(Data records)
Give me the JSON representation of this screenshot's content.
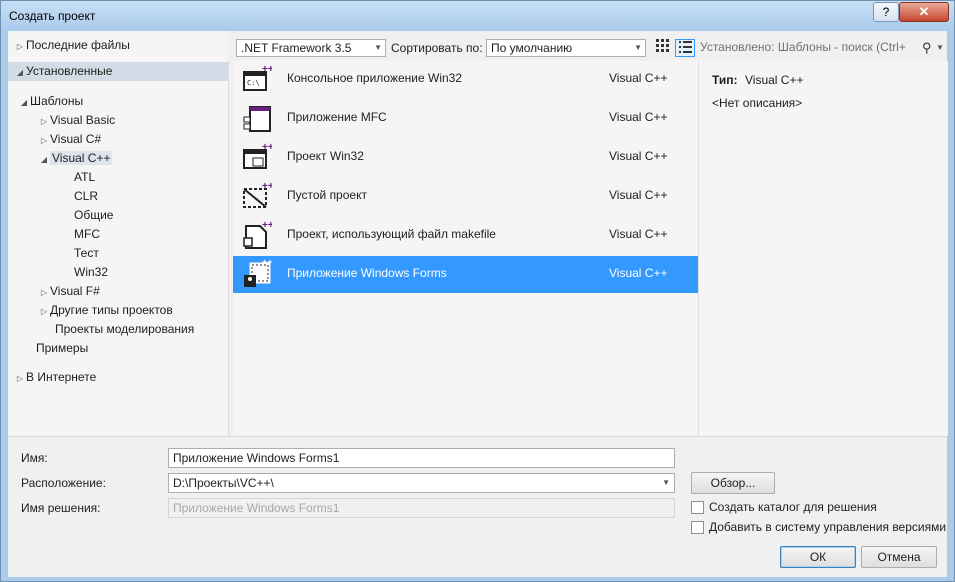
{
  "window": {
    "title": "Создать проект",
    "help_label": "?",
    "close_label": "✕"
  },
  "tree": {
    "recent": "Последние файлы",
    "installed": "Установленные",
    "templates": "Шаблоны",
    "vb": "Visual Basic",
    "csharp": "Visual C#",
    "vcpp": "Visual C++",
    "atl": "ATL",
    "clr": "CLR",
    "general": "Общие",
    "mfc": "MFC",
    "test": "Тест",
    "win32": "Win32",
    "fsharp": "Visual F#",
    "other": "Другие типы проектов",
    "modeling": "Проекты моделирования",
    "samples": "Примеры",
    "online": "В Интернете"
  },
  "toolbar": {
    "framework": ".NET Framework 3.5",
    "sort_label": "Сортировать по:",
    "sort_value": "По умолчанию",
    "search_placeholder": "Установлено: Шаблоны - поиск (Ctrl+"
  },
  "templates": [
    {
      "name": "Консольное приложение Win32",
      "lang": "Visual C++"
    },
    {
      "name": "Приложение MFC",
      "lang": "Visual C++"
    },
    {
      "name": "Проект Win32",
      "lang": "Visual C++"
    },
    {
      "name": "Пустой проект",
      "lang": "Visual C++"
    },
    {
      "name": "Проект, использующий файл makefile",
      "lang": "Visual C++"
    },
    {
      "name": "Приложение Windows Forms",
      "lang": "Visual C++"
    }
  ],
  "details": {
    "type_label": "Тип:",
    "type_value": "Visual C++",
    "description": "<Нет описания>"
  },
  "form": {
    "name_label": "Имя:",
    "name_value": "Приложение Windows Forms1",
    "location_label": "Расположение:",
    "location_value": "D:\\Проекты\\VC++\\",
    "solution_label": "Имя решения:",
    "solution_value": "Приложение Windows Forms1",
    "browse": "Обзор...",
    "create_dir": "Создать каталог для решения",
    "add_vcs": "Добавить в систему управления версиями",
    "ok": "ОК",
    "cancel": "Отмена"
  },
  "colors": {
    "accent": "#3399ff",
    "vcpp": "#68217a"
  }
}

**Stated goal**:
Using the records above, output their complete text exactly, minus any images.

**Exercise response**:
Give me the JSON representation of this screenshot's content.
{
  "window": {
    "title": "Создать проект",
    "help_label": "?",
    "close_label": "✕"
  },
  "tree": {
    "recent": "Последние файлы",
    "installed": "Установленные",
    "templates": "Шаблоны",
    "vb": "Visual Basic",
    "csharp": "Visual C#",
    "vcpp": "Visual C++",
    "atl": "ATL",
    "clr": "CLR",
    "general": "Общие",
    "mfc": "MFC",
    "test": "Тест",
    "win32": "Win32",
    "fsharp": "Visual F#",
    "other": "Другие типы проектов",
    "modeling": "Проекты моделирования",
    "samples": "Примеры",
    "online": "В Интернете"
  },
  "toolbar": {
    "framework": ".NET Framework 3.5",
    "sort_label": "Сортировать по:",
    "sort_value": "По умолчанию",
    "search_placeholder": "Установлено: Шаблоны - поиск (Ctrl+"
  },
  "templates": [
    {
      "name": "Консольное приложение Win32",
      "lang": "Visual C++"
    },
    {
      "name": "Приложение MFC",
      "lang": "Visual C++"
    },
    {
      "name": "Проект Win32",
      "lang": "Visual C++"
    },
    {
      "name": "Пустой проект",
      "lang": "Visual C++"
    },
    {
      "name": "Проект, использующий файл makefile",
      "lang": "Visual C++"
    },
    {
      "name": "Приложение Windows Forms",
      "lang": "Visual C++"
    }
  ],
  "details": {
    "type_label": "Тип:",
    "type_value": "Visual C++",
    "description": "<Нет описания>"
  },
  "form": {
    "name_label": "Имя:",
    "name_value": "Приложение Windows Forms1",
    "location_label": "Расположение:",
    "location_value": "D:\\Проекты\\VC++\\",
    "solution_label": "Имя решения:",
    "solution_value": "Приложение Windows Forms1",
    "browse": "Обзор...",
    "create_dir": "Создать каталог для решения",
    "add_vcs": "Добавить в систему управления версиями",
    "ok": "ОК",
    "cancel": "Отмена"
  },
  "colors": {
    "accent": "#3399ff",
    "vcpp": "#68217a"
  }
}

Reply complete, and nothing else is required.